** Exercise aim **
Look through the data for the string "JSON". Copy every line where it is found.

** Given records **
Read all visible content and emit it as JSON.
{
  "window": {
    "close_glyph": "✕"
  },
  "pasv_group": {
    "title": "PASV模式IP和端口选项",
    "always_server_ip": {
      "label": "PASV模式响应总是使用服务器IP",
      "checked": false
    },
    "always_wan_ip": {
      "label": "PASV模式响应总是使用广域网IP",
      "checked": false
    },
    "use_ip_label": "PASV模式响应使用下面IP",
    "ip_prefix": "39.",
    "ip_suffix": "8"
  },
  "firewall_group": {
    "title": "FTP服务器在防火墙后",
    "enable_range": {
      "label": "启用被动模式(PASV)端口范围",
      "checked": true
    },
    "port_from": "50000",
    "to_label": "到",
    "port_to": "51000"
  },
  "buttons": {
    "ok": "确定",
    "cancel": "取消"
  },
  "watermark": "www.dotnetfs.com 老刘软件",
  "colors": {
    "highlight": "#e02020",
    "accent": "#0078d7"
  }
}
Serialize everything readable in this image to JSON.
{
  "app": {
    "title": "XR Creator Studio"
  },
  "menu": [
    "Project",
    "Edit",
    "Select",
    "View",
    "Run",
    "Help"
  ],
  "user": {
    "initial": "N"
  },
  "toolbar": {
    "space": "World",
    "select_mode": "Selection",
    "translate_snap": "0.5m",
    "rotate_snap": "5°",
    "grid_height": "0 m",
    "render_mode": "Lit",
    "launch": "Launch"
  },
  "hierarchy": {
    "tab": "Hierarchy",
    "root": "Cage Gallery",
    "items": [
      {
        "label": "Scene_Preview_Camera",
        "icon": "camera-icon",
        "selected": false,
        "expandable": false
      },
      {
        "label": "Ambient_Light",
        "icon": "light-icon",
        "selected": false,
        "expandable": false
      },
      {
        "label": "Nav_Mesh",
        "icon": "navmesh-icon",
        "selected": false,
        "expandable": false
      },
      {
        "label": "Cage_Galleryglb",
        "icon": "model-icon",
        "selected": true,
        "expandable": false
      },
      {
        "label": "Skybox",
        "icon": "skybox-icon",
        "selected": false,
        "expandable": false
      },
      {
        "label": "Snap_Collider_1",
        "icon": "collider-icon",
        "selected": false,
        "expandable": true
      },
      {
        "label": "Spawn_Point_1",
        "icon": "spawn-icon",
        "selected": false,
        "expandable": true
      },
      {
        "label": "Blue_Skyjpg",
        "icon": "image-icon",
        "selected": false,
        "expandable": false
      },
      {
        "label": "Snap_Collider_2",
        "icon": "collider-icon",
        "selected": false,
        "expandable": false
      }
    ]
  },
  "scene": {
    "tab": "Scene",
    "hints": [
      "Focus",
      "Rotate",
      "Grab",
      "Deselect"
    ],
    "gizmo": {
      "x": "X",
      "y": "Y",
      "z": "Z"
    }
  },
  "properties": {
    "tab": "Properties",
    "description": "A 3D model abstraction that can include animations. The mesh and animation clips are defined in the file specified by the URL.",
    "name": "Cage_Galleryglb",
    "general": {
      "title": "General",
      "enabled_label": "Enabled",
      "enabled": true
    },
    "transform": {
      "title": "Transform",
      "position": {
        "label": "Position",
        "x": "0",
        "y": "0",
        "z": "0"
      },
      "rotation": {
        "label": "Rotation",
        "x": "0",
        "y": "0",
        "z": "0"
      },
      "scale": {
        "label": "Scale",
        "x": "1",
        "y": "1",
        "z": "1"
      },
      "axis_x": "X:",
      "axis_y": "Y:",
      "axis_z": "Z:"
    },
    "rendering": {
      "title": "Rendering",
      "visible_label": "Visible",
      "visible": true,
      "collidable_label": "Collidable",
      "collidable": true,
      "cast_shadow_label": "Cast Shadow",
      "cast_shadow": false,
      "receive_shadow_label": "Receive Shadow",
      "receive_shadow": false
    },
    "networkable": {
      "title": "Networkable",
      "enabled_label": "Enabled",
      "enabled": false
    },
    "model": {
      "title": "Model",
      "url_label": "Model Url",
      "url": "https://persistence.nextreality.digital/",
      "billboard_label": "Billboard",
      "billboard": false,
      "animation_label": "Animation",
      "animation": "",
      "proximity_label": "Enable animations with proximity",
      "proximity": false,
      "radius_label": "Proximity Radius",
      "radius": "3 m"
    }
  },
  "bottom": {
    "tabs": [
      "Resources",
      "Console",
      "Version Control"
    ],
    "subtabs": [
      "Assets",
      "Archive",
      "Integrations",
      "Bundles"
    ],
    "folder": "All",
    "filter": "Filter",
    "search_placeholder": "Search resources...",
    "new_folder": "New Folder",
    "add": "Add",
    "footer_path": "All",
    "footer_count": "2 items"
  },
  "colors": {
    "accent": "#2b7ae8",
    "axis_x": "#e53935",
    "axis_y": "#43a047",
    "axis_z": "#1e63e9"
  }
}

** Task response **
Read all visible content and emit it as JSON.
Serialize everything readable in this image to JSON.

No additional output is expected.